> Task goal
Each entry must be given again exactly; images do not belong in the copy.

****

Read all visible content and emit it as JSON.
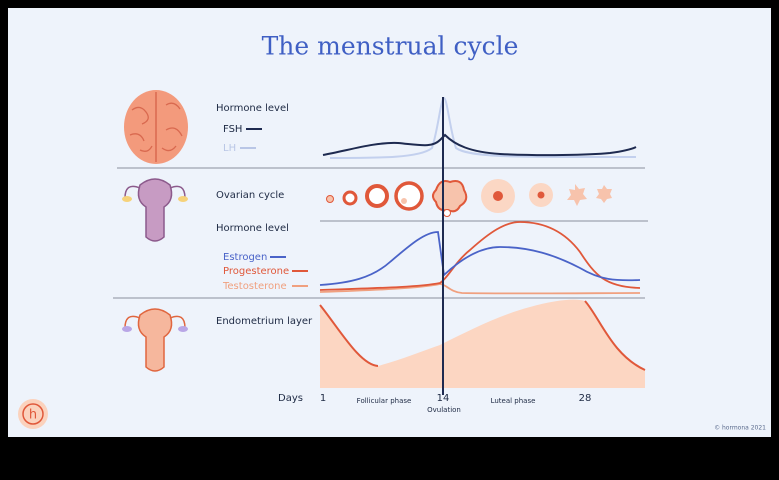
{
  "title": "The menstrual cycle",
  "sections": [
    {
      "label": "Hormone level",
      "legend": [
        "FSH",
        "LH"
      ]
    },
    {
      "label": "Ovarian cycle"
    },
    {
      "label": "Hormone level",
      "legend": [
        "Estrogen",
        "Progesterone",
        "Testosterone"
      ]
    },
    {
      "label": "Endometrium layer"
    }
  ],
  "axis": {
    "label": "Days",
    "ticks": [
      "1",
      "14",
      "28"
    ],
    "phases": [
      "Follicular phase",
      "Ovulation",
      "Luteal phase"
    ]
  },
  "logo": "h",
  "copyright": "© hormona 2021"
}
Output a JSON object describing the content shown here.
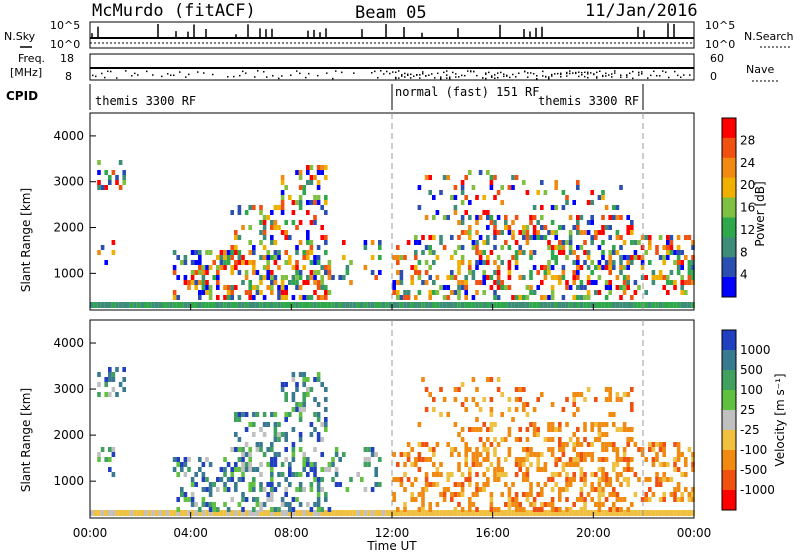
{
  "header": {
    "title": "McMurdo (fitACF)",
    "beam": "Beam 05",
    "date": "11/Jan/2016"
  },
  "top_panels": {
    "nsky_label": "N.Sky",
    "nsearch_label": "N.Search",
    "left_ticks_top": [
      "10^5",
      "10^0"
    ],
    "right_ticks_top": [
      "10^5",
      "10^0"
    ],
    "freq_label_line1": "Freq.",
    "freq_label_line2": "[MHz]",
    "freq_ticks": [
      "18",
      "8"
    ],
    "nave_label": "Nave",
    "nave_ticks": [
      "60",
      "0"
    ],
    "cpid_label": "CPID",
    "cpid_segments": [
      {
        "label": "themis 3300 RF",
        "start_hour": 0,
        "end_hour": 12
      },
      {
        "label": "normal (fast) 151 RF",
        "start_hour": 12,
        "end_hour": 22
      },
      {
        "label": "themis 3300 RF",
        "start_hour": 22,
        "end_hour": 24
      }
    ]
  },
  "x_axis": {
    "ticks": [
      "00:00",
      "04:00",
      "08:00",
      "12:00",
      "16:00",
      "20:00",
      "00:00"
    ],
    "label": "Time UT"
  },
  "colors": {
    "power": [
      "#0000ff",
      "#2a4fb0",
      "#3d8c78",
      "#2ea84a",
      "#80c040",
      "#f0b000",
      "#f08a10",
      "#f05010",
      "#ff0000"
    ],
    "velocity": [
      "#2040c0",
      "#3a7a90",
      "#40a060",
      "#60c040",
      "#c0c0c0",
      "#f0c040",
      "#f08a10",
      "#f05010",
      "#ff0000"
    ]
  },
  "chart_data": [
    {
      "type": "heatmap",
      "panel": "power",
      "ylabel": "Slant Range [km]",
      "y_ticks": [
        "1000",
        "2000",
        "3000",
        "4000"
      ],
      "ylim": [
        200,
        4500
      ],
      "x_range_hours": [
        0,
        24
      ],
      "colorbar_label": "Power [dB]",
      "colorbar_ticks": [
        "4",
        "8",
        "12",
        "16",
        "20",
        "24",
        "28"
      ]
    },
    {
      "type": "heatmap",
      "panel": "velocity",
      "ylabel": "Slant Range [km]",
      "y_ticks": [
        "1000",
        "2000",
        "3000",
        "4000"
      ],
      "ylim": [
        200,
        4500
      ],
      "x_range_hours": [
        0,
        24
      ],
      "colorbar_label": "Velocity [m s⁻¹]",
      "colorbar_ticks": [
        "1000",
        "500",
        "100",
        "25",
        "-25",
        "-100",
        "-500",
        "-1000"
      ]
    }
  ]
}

****

> Exercise result
Read all visible content and emit it as JSON.
{
  "title": "The menstrual cycle",
  "sections": [
    {
      "label": "Hormone level",
      "legend": [
        "FSH",
        "LH"
      ]
    },
    {
      "label": "Ovarian cycle"
    },
    {
      "label": "Hormone level",
      "legend": [
        "Estrogen",
        "Progesterone",
        "Testosterone"
      ]
    },
    {
      "label": "Endometrium layer"
    }
  ],
  "axis": {
    "label": "Days",
    "ticks": [
      "1",
      "14",
      "28"
    ],
    "phases": [
      "Follicular phase",
      "Ovulation",
      "Luteal phase"
    ]
  },
  "logo": "h",
  "copyright": "© hormona 2021"
}
Output a JSON object describing the content shown here.
{
  "header": {
    "title": "McMurdo (fitACF)",
    "beam": "Beam 05",
    "date": "11/Jan/2016"
  },
  "top_panels": {
    "nsky_label": "N.Sky",
    "nsearch_label": "N.Search",
    "left_ticks_top": [
      "10^5",
      "10^0"
    ],
    "right_ticks_top": [
      "10^5",
      "10^0"
    ],
    "freq_label_line1": "Freq.",
    "freq_label_line2": "[MHz]",
    "freq_ticks": [
      "18",
      "8"
    ],
    "nave_label": "Nave",
    "nave_ticks": [
      "60",
      "0"
    ],
    "cpid_label": "CPID",
    "cpid_segments": [
      {
        "label": "themis 3300 RF",
        "start_hour": 0,
        "end_hour": 12
      },
      {
        "label": "normal (fast) 151 RF",
        "start_hour": 12,
        "end_hour": 22
      },
      {
        "label": "themis 3300 RF",
        "start_hour": 22,
        "end_hour": 24
      }
    ]
  },
  "x_axis": {
    "ticks": [
      "00:00",
      "04:00",
      "08:00",
      "12:00",
      "16:00",
      "20:00",
      "00:00"
    ],
    "label": "Time UT"
  },
  "colors": {
    "power": [
      "#0000ff",
      "#2a4fb0",
      "#3d8c78",
      "#2ea84a",
      "#80c040",
      "#f0b000",
      "#f08a10",
      "#f05010",
      "#ff0000"
    ],
    "velocity": [
      "#2040c0",
      "#3a7a90",
      "#40a060",
      "#60c040",
      "#c0c0c0",
      "#f0c040",
      "#f08a10",
      "#f05010",
      "#ff0000"
    ]
  },
  "chart_data": [
    {
      "type": "heatmap",
      "panel": "power",
      "ylabel": "Slant Range [km]",
      "y_ticks": [
        "1000",
        "2000",
        "3000",
        "4000"
      ],
      "ylim": [
        200,
        4500
      ],
      "x_range_hours": [
        0,
        24
      ],
      "colorbar_label": "Power [dB]",
      "colorbar_ticks": [
        "4",
        "8",
        "12",
        "16",
        "20",
        "24",
        "28"
      ]
    },
    {
      "type": "heatmap",
      "panel": "velocity",
      "ylabel": "Slant Range [km]",
      "y_ticks": [
        "1000",
        "2000",
        "3000",
        "4000"
      ],
      "ylim": [
        200,
        4500
      ],
      "x_range_hours": [
        0,
        24
      ],
      "colorbar_label": "Velocity [m s⁻¹]",
      "colorbar_ticks": [
        "1000",
        "500",
        "100",
        "25",
        "-25",
        "-100",
        "-500",
        "-1000"
      ]
    }
  ]
}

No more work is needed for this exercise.